**Text section:**
<<<<
Donald Trump Jr. spoke in Helena on Sunday night at a fundraiser in support of Republican gubernatorial candidate and U.S. Rep. Greg Gianforte, who is making his second bid for the office in four years.

In a speech that anyone who heard the president's son when he campaigned on behalf of Republican candidates in Montana last year would find familiar, Trump Jr. and his girlfriend Kimberly Guilfoyle, a former Fox News personality, traded off praising President Donald Trump's performance in office with a litany of charges against Democrats they called "socialists," the media they called "fake news" and protesters who gathered outside the building they called "triggered." Trump Jr. also mixed in the promotion of his recently published book, "Triggered."

Gianforte is running for his party's nomination for governor in 2020, along with Attorney General Tim Fox and state Sen. Al Olszewski.

The seat is open as Montana Gov. Steve Bullock, a Democrat, is termed out from running again and has launched a long-shot bid for president. Four Democrats have announced they're running for the seat.

Neither of Gianforte's opponents came up during the event, where the price of admission was $250 a person minimum and up to $1,000 for a private reception and photo opportunity. 

Gianforte's fundraiser highlights his connections to the Trump administration two days before a candidate forum in Helena featuring Fox and Olzewski. The debate was first sponsored by the Lewis and Clark Republican Central Committee, who said it was aware when scheduling the event that it knew Gianforte was unlikely to be able to attend. The committee later voted to delay the forum and Fox and Olszewski are going ahead on their own. Trump Jr. campaigned for Gianforte during his 2017 special election to the U.S. House and again in 2018, though Republican state Auditor Matt Rosendale's failed attempt to unseat U.S. Jon Tester, a Democrat, took most of the spotlight.

Gianforte told the crowd he could duplicate Trump at the state level.

“It just shows you what a business guy can do if you let people keep the fruits of their labor by lowering taxes and peeling regulations back,” Gianforte said. “ … Imagine if Montana took a page out of that national playbook and we put a business guy in the governor’s office and we lower taxes to let Montanans keep more of what they earn.”
>>>>
**What this exercise asks:**
(1) Copy the records word for word, from their first line through the line containing "toc-entry-page: 447 — [862, 1021, 904, 1053]".
(2) Continue the article about Donald Trump Jr.'s Helena fundraiser for Greg Gianforte, starting after its last sentence.
The article above and the records are unrelated material.

Stored records
<<<<
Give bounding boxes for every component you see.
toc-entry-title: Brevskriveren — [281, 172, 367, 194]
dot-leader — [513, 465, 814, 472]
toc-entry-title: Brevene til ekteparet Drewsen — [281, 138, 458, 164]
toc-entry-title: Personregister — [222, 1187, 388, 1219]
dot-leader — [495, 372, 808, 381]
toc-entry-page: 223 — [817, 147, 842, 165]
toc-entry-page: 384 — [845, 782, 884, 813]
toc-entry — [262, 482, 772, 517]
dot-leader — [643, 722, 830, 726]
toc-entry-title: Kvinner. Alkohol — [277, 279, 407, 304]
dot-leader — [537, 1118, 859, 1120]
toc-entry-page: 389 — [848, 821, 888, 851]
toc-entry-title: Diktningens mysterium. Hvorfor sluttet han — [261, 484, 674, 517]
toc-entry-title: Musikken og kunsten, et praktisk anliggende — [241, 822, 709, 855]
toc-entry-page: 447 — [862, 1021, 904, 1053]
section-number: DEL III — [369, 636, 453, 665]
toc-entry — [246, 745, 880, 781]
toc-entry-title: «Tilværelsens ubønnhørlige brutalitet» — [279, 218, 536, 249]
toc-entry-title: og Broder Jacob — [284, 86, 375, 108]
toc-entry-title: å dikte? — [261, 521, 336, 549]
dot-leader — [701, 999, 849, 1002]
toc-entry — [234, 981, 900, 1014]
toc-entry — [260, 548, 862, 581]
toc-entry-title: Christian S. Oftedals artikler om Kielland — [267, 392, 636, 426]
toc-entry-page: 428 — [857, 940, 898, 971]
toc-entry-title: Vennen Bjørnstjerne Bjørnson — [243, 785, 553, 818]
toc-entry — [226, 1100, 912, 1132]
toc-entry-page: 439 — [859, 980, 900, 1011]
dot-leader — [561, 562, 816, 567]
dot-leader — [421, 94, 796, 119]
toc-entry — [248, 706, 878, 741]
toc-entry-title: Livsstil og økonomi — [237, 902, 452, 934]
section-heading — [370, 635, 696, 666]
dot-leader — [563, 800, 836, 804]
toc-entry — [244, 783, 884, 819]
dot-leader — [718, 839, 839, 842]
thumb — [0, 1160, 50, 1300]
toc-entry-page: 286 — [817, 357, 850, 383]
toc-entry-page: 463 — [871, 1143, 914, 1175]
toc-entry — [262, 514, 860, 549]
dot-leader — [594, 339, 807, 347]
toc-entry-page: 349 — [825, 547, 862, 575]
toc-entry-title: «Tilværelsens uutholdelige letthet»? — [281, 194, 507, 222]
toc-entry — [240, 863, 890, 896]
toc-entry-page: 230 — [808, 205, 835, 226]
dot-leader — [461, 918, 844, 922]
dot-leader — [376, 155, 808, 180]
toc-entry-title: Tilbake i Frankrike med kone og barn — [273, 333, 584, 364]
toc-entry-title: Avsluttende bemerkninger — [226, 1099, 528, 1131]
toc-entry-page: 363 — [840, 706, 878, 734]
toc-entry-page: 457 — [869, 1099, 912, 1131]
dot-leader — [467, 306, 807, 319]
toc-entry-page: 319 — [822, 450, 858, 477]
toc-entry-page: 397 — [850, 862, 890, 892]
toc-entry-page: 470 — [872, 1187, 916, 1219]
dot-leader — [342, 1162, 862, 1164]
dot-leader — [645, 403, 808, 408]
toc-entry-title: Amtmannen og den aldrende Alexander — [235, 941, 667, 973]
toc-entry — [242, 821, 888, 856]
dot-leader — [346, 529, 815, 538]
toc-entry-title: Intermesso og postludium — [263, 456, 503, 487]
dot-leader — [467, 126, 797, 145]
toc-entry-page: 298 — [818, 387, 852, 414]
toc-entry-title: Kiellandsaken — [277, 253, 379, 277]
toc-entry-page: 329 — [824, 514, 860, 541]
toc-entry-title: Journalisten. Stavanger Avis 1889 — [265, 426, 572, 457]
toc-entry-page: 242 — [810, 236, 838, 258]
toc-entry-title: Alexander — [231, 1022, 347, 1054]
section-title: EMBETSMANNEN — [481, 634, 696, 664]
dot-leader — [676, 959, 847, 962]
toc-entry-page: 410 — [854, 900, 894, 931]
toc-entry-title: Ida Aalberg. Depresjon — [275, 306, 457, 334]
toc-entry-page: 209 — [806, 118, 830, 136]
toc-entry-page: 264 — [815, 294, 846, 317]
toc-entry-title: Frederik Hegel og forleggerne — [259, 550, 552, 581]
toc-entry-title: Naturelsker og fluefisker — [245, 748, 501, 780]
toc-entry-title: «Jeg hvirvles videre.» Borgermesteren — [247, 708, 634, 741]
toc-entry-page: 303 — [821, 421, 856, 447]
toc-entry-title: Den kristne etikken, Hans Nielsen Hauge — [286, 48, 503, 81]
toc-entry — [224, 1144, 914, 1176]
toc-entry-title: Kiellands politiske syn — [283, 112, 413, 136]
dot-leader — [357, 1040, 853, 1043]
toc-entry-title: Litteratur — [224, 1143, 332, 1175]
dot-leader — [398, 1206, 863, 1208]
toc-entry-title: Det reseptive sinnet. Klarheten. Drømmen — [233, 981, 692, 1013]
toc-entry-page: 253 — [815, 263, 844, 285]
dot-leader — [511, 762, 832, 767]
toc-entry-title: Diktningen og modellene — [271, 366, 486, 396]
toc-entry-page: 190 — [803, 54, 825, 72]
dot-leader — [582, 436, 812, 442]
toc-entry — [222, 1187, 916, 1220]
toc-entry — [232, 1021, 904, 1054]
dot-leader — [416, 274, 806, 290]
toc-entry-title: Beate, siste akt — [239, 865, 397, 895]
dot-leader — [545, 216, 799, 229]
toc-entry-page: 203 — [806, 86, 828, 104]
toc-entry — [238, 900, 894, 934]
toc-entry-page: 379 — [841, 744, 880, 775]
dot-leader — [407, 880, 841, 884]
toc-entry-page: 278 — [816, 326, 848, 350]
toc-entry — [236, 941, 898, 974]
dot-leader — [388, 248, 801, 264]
>>>>
**Outputs by task:**
(1)
Give bounding boxes for every component you see.
toc-entry-title: Brevskriveren — [281, 172, 367, 194]
dot-leader — [513, 465, 814, 472]
toc-entry-title: Brevene til ekteparet Drewsen — [281, 138, 458, 164]
toc-entry-title: Personregister — [222, 1187, 388, 1219]
dot-leader — [495, 372, 808, 381]
toc-entry-page: 223 — [817, 147, 842, 165]
toc-entry-page: 384 — [845, 782, 884, 813]
toc-entry — [262, 482, 772, 517]
dot-leader — [643, 722, 830, 726]
toc-entry-title: Kvinner. Alkohol — [277, 279, 407, 304]
dot-leader — [537, 1118, 859, 1120]
toc-entry-page: 389 — [848, 821, 888, 851]
toc-entry-title: Diktningens mysterium. Hvorfor sluttet han — [261, 484, 674, 517]
toc-entry-title: Musikken og kunsten, et praktisk anliggende — [241, 822, 709, 855]
toc-entry-page: 447 — [862, 1021, 904, 1053]

(2)
Gianforte moved to Bozeman nearly 25 years ago and founded RightNow Technologies, which later sold to Oracle for $1.8 billion. In his 2016 gubernatorial campaign, which he lost to Bullock, and both of his successful races to the U.S. House, Gianforte has campaigned on being a successful businessman and said that approach would best serve Montana either in Washington, D.C., or Helena.

Before saying he wanted to let Trump Jr. do most of the talking, Gianforte told Republican state lawmakers that if elected governor, their work would not have "ended up in the trash can" like he said it has done under Bullock, citing specifically a so-called "born alive" abortion bill.

Trump Jr. started by criticizing the protesters and calling Helena, the state capital, the "People's Republic."

"We're actually doing something right if we're triggering them a little bit," Trump Jr. said of the protesters.

He moved between touting his book and voicing frustration at what he called the "fake news," retelling a story he shared several times in 2018 about shooting prairie dogs in Montana. Then he moved on to the 2020 races here. In addition to Gianforte, Trump Jr. called out Rosendale, who is running for U.S. House and attended Sunday night, and U.S. Sen. Steve Daines, who is seeking reelection. Opponents either in the Republican governor primary or Democrats were not mentioned.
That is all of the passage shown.